▸ Directions: Select all lines holding the word "harenis" from the entries that follow.

(Data entries)
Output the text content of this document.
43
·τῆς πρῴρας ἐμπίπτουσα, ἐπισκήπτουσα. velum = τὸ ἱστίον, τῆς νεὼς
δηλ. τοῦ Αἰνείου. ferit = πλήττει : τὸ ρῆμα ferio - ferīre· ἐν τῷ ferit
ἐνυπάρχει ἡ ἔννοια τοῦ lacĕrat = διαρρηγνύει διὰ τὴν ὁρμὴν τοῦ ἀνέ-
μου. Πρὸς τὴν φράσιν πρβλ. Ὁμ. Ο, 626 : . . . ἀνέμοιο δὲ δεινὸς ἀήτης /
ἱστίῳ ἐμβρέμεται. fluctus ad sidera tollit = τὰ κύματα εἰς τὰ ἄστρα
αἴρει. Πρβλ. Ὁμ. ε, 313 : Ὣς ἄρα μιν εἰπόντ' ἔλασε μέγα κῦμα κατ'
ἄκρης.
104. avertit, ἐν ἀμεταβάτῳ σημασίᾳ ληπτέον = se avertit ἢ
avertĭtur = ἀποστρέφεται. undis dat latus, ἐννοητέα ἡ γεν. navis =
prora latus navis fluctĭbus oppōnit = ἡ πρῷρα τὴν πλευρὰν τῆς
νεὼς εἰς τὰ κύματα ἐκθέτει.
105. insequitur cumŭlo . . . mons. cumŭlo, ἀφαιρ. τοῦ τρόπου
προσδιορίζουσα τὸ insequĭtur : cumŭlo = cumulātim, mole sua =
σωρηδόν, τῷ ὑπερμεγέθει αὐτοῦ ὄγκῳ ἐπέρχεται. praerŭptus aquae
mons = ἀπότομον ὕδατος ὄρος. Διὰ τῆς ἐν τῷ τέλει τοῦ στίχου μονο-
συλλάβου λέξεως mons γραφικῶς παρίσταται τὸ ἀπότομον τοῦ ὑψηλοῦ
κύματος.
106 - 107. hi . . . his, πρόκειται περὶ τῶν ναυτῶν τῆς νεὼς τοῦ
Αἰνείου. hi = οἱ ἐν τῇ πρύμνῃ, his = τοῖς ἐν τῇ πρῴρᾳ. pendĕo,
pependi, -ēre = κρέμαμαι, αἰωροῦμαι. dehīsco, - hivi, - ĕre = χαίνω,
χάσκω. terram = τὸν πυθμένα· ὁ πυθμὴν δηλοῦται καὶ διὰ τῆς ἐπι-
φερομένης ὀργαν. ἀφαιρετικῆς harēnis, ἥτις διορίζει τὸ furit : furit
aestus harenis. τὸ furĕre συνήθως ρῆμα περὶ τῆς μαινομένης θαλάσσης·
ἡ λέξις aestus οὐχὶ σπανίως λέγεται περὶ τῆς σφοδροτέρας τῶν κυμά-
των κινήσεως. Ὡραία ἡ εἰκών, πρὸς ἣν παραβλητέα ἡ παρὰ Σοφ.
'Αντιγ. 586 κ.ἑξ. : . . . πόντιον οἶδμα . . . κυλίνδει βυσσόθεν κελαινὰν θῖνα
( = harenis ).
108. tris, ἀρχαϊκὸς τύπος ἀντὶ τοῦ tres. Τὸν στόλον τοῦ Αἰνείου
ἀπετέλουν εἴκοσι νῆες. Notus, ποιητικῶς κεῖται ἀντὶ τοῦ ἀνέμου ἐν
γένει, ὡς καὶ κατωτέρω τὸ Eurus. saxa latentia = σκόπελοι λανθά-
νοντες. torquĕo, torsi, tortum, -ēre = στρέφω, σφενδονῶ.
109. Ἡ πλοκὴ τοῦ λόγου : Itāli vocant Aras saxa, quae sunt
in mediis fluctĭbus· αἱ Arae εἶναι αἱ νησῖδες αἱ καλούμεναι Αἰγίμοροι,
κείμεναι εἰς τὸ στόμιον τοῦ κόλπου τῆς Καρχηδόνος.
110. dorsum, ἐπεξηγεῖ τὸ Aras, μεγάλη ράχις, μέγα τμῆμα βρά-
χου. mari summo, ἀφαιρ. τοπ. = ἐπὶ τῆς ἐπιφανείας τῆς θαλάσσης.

▸ Exercise answer:
aestus harenis. τὸ furĕre συνήθως ρῆμα περὶ τῆς μαινομένης θαλάσσης·
( = harenis ).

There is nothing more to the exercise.